### GOAL:
Of all the lines in the records below, how many hold the word "this"? Give the number alone.
-- Begin --
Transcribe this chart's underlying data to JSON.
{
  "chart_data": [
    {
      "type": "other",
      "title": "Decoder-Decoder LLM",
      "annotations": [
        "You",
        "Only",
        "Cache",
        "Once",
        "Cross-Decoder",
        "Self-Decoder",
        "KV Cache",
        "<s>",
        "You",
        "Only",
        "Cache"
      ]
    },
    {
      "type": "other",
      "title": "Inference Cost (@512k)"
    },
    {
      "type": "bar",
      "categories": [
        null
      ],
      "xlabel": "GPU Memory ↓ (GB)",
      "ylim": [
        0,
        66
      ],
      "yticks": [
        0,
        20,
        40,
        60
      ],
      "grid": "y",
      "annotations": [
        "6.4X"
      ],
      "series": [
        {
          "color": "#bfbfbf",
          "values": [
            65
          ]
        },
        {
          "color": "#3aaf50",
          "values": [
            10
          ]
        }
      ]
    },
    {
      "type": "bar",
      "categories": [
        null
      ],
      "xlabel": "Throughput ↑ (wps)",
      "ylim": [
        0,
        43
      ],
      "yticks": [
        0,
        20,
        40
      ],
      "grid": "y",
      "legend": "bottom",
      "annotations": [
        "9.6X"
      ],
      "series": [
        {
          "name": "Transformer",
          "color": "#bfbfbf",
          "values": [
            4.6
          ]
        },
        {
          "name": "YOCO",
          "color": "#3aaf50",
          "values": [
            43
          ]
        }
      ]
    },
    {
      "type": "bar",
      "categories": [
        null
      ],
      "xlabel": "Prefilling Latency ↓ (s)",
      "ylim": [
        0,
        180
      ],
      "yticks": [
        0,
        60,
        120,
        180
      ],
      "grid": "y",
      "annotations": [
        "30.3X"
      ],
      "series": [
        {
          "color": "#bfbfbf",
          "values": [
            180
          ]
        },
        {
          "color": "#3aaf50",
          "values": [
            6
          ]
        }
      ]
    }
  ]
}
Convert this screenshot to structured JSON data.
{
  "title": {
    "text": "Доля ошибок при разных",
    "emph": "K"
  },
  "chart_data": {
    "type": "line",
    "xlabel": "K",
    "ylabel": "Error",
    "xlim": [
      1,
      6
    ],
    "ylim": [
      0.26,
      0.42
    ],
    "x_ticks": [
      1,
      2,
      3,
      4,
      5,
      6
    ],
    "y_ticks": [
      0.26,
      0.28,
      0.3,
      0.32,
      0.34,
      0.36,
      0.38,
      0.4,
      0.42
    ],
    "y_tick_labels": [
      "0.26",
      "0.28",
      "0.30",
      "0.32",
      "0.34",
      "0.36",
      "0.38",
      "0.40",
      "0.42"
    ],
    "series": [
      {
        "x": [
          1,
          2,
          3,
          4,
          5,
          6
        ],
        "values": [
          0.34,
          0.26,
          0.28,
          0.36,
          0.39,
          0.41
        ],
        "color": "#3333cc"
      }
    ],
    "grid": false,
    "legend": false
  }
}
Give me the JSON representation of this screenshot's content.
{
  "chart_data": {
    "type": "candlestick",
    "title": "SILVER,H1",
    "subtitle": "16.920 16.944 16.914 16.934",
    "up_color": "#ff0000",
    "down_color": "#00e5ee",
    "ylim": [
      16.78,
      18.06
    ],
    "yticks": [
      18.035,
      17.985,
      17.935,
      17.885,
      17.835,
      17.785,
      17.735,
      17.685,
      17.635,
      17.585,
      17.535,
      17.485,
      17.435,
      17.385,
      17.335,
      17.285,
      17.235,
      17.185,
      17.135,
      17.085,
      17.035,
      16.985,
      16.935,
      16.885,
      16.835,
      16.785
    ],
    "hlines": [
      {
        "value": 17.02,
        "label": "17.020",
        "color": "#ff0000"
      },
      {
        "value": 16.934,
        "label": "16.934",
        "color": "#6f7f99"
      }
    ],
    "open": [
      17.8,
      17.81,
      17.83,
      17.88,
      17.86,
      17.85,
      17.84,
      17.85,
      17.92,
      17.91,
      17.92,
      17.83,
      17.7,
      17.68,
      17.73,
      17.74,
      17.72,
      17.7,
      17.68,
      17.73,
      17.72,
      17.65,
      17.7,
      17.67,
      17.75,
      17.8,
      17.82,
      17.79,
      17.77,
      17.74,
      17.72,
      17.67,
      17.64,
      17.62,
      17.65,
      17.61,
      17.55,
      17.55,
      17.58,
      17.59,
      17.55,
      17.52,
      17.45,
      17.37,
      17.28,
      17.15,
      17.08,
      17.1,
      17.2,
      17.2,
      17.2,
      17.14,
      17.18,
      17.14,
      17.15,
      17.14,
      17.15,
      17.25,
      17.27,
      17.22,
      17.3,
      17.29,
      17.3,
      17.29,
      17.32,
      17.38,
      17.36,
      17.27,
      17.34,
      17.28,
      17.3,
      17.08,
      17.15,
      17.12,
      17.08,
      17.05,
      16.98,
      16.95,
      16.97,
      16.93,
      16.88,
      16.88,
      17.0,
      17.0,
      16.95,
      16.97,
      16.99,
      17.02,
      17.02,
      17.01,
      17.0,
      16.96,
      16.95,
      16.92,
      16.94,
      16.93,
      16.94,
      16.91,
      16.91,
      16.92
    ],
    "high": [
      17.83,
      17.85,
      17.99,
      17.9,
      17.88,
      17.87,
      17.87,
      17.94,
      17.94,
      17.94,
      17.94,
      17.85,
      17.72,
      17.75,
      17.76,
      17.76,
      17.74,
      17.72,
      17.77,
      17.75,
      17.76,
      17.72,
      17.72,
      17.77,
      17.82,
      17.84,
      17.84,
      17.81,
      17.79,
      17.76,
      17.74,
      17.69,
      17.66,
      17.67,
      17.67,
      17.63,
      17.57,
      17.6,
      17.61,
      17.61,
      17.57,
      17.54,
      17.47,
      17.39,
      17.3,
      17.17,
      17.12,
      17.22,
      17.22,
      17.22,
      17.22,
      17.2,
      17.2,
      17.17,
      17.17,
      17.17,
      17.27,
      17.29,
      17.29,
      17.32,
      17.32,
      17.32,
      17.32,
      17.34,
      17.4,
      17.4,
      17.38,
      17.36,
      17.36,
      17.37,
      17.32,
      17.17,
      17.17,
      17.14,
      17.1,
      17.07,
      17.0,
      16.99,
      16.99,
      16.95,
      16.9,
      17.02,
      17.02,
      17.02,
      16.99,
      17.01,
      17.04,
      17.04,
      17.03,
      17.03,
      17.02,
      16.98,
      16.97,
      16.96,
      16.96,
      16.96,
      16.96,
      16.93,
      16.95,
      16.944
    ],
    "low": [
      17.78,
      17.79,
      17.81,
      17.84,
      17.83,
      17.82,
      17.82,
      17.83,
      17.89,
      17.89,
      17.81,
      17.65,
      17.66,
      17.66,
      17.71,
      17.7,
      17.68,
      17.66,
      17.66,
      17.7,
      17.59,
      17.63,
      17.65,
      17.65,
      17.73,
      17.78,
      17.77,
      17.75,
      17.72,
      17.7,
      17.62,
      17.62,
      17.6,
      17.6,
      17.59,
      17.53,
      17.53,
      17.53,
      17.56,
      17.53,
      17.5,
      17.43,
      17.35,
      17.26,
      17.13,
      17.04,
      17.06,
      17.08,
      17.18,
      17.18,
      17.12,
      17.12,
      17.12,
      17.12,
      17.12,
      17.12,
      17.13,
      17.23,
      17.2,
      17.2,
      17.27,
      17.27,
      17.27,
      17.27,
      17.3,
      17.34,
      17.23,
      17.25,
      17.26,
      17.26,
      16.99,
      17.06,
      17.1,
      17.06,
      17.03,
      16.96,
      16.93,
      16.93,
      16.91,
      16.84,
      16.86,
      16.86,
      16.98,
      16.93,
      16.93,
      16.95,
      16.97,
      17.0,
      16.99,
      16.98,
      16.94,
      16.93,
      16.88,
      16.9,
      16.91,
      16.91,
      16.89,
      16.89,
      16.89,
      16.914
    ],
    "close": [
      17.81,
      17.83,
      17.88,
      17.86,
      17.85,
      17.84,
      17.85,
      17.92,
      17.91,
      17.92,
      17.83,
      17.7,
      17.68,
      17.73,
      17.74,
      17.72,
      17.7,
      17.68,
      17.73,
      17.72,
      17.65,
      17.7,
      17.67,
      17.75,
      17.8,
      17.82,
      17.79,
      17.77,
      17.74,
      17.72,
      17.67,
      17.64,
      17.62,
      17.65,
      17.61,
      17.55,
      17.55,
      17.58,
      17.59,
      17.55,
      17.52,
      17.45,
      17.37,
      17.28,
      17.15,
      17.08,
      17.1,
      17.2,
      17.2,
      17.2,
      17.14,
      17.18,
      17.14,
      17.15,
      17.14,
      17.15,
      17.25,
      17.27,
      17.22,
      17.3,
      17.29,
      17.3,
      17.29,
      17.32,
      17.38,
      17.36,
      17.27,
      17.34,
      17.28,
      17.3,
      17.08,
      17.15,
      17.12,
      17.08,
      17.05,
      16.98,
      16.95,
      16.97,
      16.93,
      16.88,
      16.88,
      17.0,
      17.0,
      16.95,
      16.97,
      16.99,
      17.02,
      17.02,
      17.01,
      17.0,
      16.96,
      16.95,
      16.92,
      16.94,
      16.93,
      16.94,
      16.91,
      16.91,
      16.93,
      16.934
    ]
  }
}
-- End --
### THE SOLUTION:
3